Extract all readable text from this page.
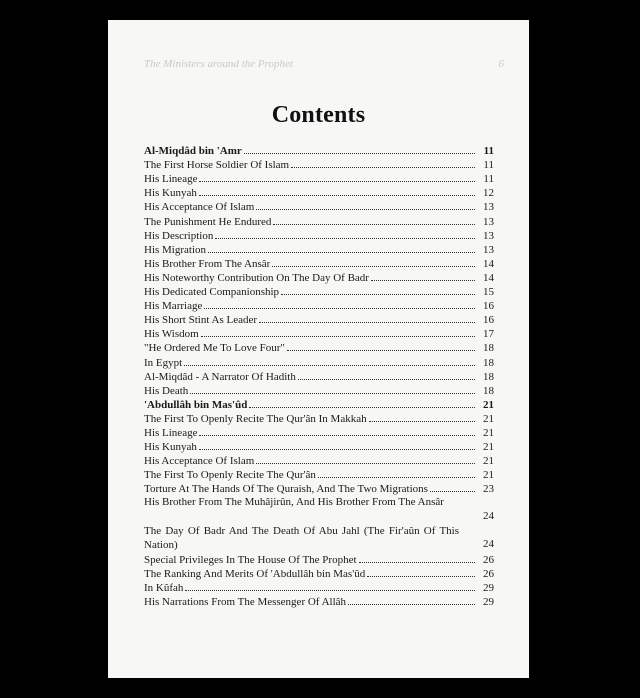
The Ministers around the Prophet	6
Contents
Al-Miqdâd bin 'Amr	11
The First Horse Soldier Of Islam	11
His Lineage	11
His Kunyah	12
His Acceptance Of Islam	13
The Punishment He Endured	13
His Description	13
His Migration	13
His Brother From The Ansâr	14
His Noteworthy Contribution On The Day Of Badr	14
His Dedicated Companionship	15
His Marriage	16
His Short Stint As Leader	16
His Wisdom	17
"He Ordered Me To Love Four"	18
In Egypt	18
Al-Miqdâd - A Narrator Of Hadith	18
His Death	18
'Abdullâh bin Mas'ûd	21
The First To Openly Recite The Qur'ân In Makkah	21
His Lineage	21
His Kunyah	21
His Acceptance Of Islam	21
The First To Openly Recite The Qur'ân	21
Torture At The Hands Of The Quraish, And The Two Migrations	23
His Brother From The Muhâjirûn, And His Brother From The Ansâr
24
The Day Of Badr And The Death Of Abu Jahl (The Fir'aûn Of This Nation)	24
Special Privileges In The House Of The Prophet	26
The Ranking And Merits Of 'Abdullâh bin Mas'ûd	26
In Kûfah	29
His Narrations From The Messenger Of Allâh	29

.....

Problem statement: The answer is a single number, the count of lines in the records that contain the string "First".

Reply to the task: 3